### PROBLEM DETAILS
Copy everything in the data below exactly except the pictures.

Dataset records on visual material:
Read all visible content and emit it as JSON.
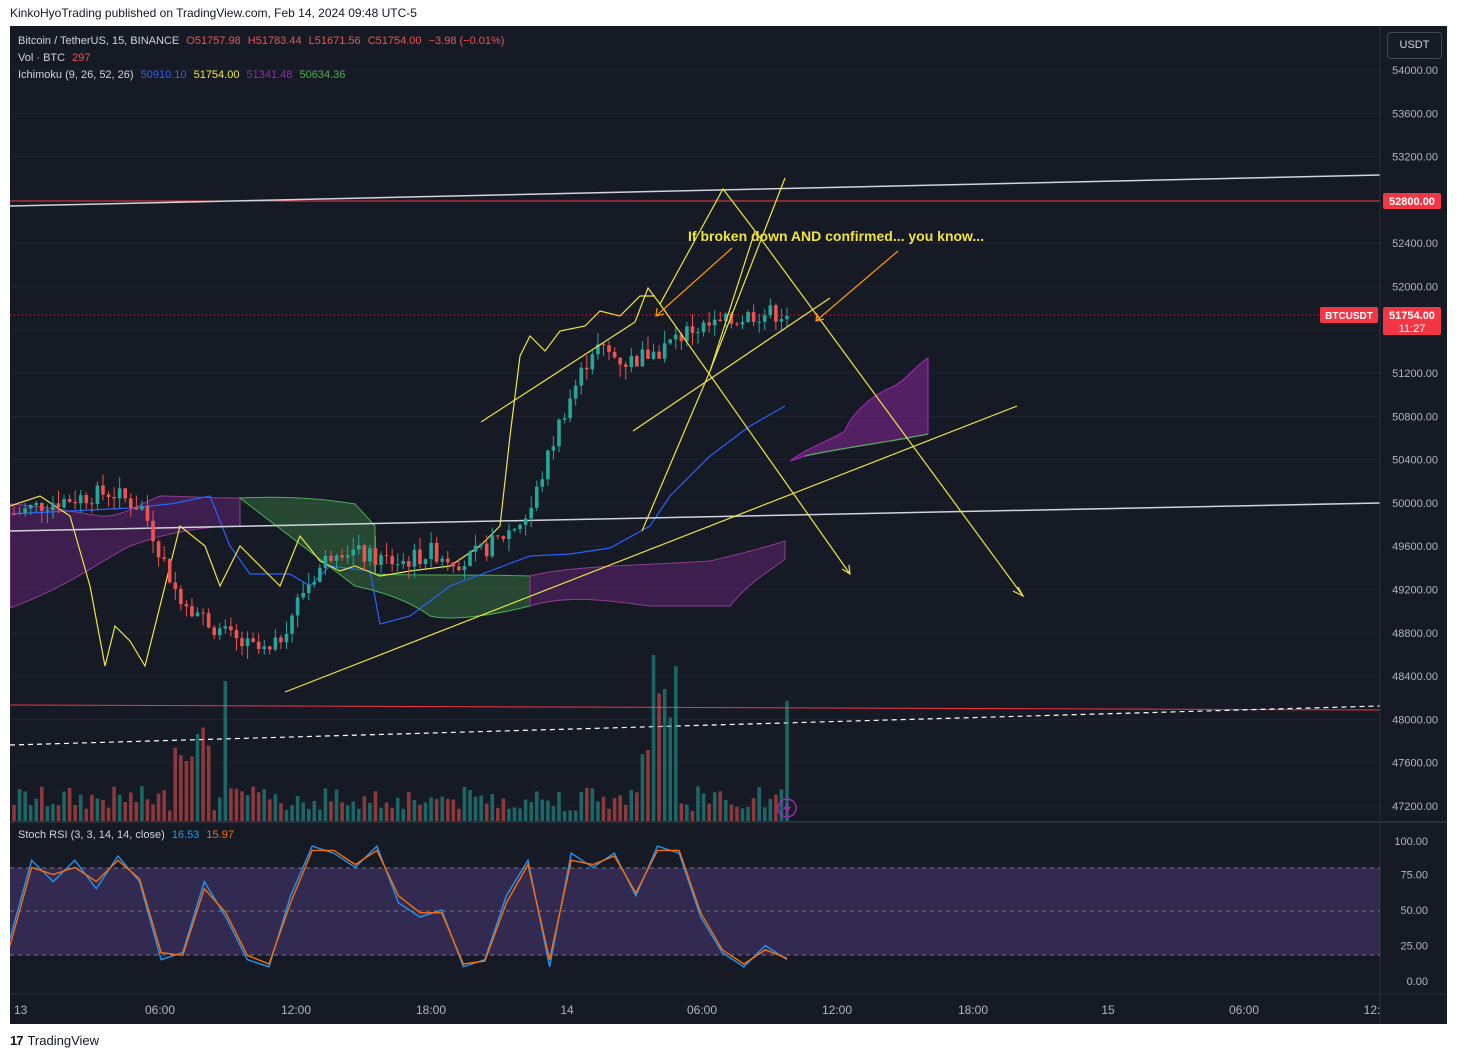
{
  "header": {
    "attribution": "KinkoHyoTrading published on TradingView.com, Feb 14, 2024 09:48 UTC-5"
  },
  "footer": {
    "logo_mark": "17",
    "brand": "TradingView"
  },
  "legend": {
    "symbol": "Bitcoin / TetherUS, 15, BINANCE",
    "ohlc": {
      "o": "O51757.98",
      "h": "H51783.44",
      "l": "L51671.56",
      "c": "C51754.00",
      "chg": "−3.98 (−0.01%)"
    },
    "volume": {
      "label": "Vol · BTC",
      "value": "297"
    },
    "ichimoku": {
      "label": "Ichimoku (9, 26, 52, 26)",
      "v1": "50910.10",
      "v2": "51754.00",
      "v3": "51341.48",
      "v4": "50634.36"
    },
    "stoch": {
      "label": "Stoch RSI (3, 3, 14, 14, close)",
      "k": "16.53",
      "d": "15.97"
    }
  },
  "currency_button": "USDT",
  "annotation": "If broken down AND confirmed... you know...",
  "price_tags": {
    "level": "52800.00",
    "symbol": "BTCUSDT",
    "last": "51754.00",
    "countdown": "11:27"
  },
  "colors": {
    "background": "#161a25",
    "up": "#26a69a",
    "down": "#ef5350",
    "yellow": "#f0e442",
    "orange": "#ff9800",
    "kijun": "#2962ff",
    "cloud_bull": "#4caf50",
    "cloud_bear": "#9c27b0",
    "stoch_k": "#2196f3",
    "stoch_d": "#ff6d00"
  },
  "chart_data": [
    {
      "type": "line",
      "subtype": "candlestick",
      "symbol": "BTCUSDT",
      "ylim": [
        47000,
        54200
      ],
      "y_ticks": [
        "54000.00",
        "53600.00",
        "53200.00",
        "52800.00",
        "52400.00",
        "52000.00",
        "51600.00",
        "51200.00",
        "50800.00",
        "50400.00",
        "50000.00",
        "49600.00",
        "49200.00",
        "48800.00",
        "48400.00",
        "48000.00",
        "47600.00",
        "47200.00"
      ],
      "x_ticks": [
        "13",
        "06:00",
        "12:00",
        "18:00",
        "14",
        "06:00",
        "12:00",
        "18:00",
        "15",
        "06:00",
        "12:"
      ],
      "series": [
        {
          "name": "Price",
          "x": [
            "13 00:00",
            "13 02:00",
            "13 04:00",
            "13 06:00",
            "13 08:00",
            "13 09:00",
            "13 10:00",
            "13 11:00",
            "13 12:00",
            "13 14:00",
            "13 16:00",
            "13 18:00",
            "13 20:00",
            "13 22:00",
            "14 00:00",
            "14 02:00",
            "14 03:00",
            "14 03:30",
            "14 04:00",
            "14 05:00",
            "14 06:00",
            "14 07:00",
            "14 08:00",
            "14 09:00",
            "14 09:45"
          ],
          "values": [
            49900,
            50000,
            50050,
            50100,
            49950,
            49200,
            48900,
            48700,
            48600,
            49200,
            49600,
            49500,
            49450,
            49550,
            49450,
            49650,
            49900,
            50800,
            51450,
            51300,
            51400,
            51600,
            51650,
            51750,
            51754
          ]
        },
        {
          "name": "Ichimoku 50910.10",
          "values": []
        },
        {
          "name": "Ichimoku 51754.00",
          "values": []
        },
        {
          "name": "Ichimoku 51341.48",
          "values": []
        },
        {
          "name": "Ichimoku 50634.36",
          "values": []
        }
      ],
      "levels": [
        52800,
        48100
      ],
      "last_price": 51754.0
    },
    {
      "type": "bar",
      "title": "Vol · BTC",
      "series": [
        {
          "name": "Volume",
          "values": [
            297
          ]
        }
      ]
    },
    {
      "type": "line",
      "title": "Stoch RSI (3, 3, 14, 14, close)",
      "ylim": [
        0,
        100
      ],
      "y_ticks": [
        "100.00",
        "75.00",
        "50.00",
        "25.00",
        "0.00"
      ],
      "bands": [
        20,
        80
      ],
      "series": [
        {
          "name": "16.53",
          "values": [
            30,
            85,
            70,
            85,
            65,
            88,
            70,
            15,
            20,
            70,
            45,
            15,
            10,
            60,
            95,
            90,
            80,
            95,
            55,
            45,
            50,
            10,
            15,
            60,
            85,
            10,
            90,
            80,
            90,
            60,
            95,
            90,
            45,
            20,
            10,
            25,
            15
          ]
        },
        {
          "name": "15.97",
          "values": [
            25,
            80,
            75,
            80,
            70,
            85,
            72,
            20,
            18,
            65,
            48,
            18,
            12,
            55,
            92,
            92,
            82,
            92,
            60,
            48,
            48,
            12,
            14,
            55,
            82,
            15,
            85,
            82,
            88,
            62,
            92,
            92,
            48,
            22,
            12,
            22,
            16
          ]
        }
      ]
    }
  ]
}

### REPLY TO THE TASK
Read all visible content and emit it as JSON.
{
  "header": {
    "attribution": "KinkoHyoTrading published on TradingView.com, Feb 14, 2024 09:48 UTC-5"
  },
  "footer": {
    "logo_mark": "17",
    "brand": "TradingView"
  },
  "legend": {
    "symbol": "Bitcoin / TetherUS, 15, BINANCE",
    "ohlc": {
      "o": "O51757.98",
      "h": "H51783.44",
      "l": "L51671.56",
      "c": "C51754.00",
      "chg": "−3.98 (−0.01%)"
    },
    "volume": {
      "label": "Vol · BTC",
      "value": "297"
    },
    "ichimoku": {
      "label": "Ichimoku (9, 26, 52, 26)",
      "v1": "50910.10",
      "v2": "51754.00",
      "v3": "51341.48",
      "v4": "50634.36"
    },
    "stoch": {
      "label": "Stoch RSI (3, 3, 14, 14, close)",
      "k": "16.53",
      "d": "15.97"
    }
  },
  "currency_button": "USDT",
  "annotation": "If broken down AND confirmed... you know...",
  "price_tags": {
    "level": "52800.00",
    "symbol": "BTCUSDT",
    "last": "51754.00",
    "countdown": "11:27"
  },
  "colors": {
    "background": "#161a25",
    "up": "#26a69a",
    "down": "#ef5350",
    "yellow": "#f0e442",
    "orange": "#ff9800",
    "kijun": "#2962ff",
    "cloud_bull": "#4caf50",
    "cloud_bear": "#9c27b0",
    "stoch_k": "#2196f3",
    "stoch_d": "#ff6d00"
  },
  "chart_data": [
    {
      "type": "line",
      "subtype": "candlestick",
      "symbol": "BTCUSDT",
      "ylim": [
        47000,
        54200
      ],
      "y_ticks": [
        "54000.00",
        "53600.00",
        "53200.00",
        "52800.00",
        "52400.00",
        "52000.00",
        "51600.00",
        "51200.00",
        "50800.00",
        "50400.00",
        "50000.00",
        "49600.00",
        "49200.00",
        "48800.00",
        "48400.00",
        "48000.00",
        "47600.00",
        "47200.00"
      ],
      "x_ticks": [
        "13",
        "06:00",
        "12:00",
        "18:00",
        "14",
        "06:00",
        "12:00",
        "18:00",
        "15",
        "06:00",
        "12:"
      ],
      "series": [
        {
          "name": "Price",
          "x": [
            "13 00:00",
            "13 02:00",
            "13 04:00",
            "13 06:00",
            "13 08:00",
            "13 09:00",
            "13 10:00",
            "13 11:00",
            "13 12:00",
            "13 14:00",
            "13 16:00",
            "13 18:00",
            "13 20:00",
            "13 22:00",
            "14 00:00",
            "14 02:00",
            "14 03:00",
            "14 03:30",
            "14 04:00",
            "14 05:00",
            "14 06:00",
            "14 07:00",
            "14 08:00",
            "14 09:00",
            "14 09:45"
          ],
          "values": [
            49900,
            50000,
            50050,
            50100,
            49950,
            49200,
            48900,
            48700,
            48600,
            49200,
            49600,
            49500,
            49450,
            49550,
            49450,
            49650,
            49900,
            50800,
            51450,
            51300,
            51400,
            51600,
            51650,
            51750,
            51754
          ]
        },
        {
          "name": "Ichimoku 50910.10",
          "values": []
        },
        {
          "name": "Ichimoku 51754.00",
          "values": []
        },
        {
          "name": "Ichimoku 51341.48",
          "values": []
        },
        {
          "name": "Ichimoku 50634.36",
          "values": []
        }
      ],
      "levels": [
        52800,
        48100
      ],
      "last_price": 51754.0
    },
    {
      "type": "bar",
      "title": "Vol · BTC",
      "series": [
        {
          "name": "Volume",
          "values": [
            297
          ]
        }
      ]
    },
    {
      "type": "line",
      "title": "Stoch RSI (3, 3, 14, 14, close)",
      "ylim": [
        0,
        100
      ],
      "y_ticks": [
        "100.00",
        "75.00",
        "50.00",
        "25.00",
        "0.00"
      ],
      "bands": [
        20,
        80
      ],
      "series": [
        {
          "name": "16.53",
          "values": [
            30,
            85,
            70,
            85,
            65,
            88,
            70,
            15,
            20,
            70,
            45,
            15,
            10,
            60,
            95,
            90,
            80,
            95,
            55,
            45,
            50,
            10,
            15,
            60,
            85,
            10,
            90,
            80,
            90,
            60,
            95,
            90,
            45,
            20,
            10,
            25,
            15
          ]
        },
        {
          "name": "15.97",
          "values": [
            25,
            80,
            75,
            80,
            70,
            85,
            72,
            20,
            18,
            65,
            48,
            18,
            12,
            55,
            92,
            92,
            82,
            92,
            60,
            48,
            48,
            12,
            14,
            55,
            82,
            15,
            85,
            82,
            88,
            62,
            92,
            92,
            48,
            22,
            12,
            22,
            16
          ]
        }
      ]
    }
  ]
}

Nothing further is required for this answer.